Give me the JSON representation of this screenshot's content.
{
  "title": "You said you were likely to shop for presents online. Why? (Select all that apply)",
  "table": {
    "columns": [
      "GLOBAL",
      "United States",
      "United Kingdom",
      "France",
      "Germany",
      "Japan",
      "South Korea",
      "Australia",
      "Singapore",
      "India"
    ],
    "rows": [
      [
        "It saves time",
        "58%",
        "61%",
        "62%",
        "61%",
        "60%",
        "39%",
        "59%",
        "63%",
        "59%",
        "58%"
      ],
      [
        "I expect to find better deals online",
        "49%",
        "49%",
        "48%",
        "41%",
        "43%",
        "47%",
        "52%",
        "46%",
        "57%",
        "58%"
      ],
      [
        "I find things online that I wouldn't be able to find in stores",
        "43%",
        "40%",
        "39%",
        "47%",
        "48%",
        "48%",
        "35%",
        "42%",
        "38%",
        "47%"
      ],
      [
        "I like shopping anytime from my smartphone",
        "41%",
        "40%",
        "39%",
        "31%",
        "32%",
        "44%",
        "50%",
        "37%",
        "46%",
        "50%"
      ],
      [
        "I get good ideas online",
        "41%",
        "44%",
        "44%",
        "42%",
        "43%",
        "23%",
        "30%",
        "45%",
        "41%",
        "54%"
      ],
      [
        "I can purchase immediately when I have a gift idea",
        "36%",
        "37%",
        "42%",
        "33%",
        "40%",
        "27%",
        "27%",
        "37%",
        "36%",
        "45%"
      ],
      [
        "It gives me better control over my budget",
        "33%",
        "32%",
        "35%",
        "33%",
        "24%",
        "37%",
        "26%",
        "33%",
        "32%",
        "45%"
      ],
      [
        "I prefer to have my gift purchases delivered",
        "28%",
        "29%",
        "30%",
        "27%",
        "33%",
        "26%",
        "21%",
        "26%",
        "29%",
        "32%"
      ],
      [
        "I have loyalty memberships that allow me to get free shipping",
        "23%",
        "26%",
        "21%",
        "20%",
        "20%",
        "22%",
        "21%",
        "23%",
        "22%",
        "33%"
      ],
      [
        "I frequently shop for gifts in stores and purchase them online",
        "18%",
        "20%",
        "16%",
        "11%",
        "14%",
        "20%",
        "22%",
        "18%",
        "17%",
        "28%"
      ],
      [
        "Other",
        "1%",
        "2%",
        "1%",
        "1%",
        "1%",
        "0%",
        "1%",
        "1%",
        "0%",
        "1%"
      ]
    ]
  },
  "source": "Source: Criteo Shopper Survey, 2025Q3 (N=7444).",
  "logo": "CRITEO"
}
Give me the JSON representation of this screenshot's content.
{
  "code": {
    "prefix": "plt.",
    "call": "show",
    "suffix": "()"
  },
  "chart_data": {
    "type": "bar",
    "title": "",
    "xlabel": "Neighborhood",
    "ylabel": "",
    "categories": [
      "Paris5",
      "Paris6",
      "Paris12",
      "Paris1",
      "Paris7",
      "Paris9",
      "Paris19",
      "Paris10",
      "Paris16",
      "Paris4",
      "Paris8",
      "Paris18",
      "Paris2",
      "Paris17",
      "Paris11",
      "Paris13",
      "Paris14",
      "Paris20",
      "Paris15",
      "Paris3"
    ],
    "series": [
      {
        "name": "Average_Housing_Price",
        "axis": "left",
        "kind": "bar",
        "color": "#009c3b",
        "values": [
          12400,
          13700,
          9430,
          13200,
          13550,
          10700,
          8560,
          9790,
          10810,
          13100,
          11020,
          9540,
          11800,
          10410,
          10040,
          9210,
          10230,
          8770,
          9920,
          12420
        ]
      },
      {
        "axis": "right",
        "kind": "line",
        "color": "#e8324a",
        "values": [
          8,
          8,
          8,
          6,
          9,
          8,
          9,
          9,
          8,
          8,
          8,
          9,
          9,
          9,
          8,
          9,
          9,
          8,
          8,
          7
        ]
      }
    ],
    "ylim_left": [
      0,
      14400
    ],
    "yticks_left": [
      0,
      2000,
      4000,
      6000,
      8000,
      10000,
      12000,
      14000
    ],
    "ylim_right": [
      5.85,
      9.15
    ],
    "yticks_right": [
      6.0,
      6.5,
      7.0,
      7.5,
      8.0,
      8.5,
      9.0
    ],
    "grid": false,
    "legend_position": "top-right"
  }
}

----

PROBLEM STATEMENT
Give a single number: the count of lines above that include the word "have".

WORKED SOLUTION
3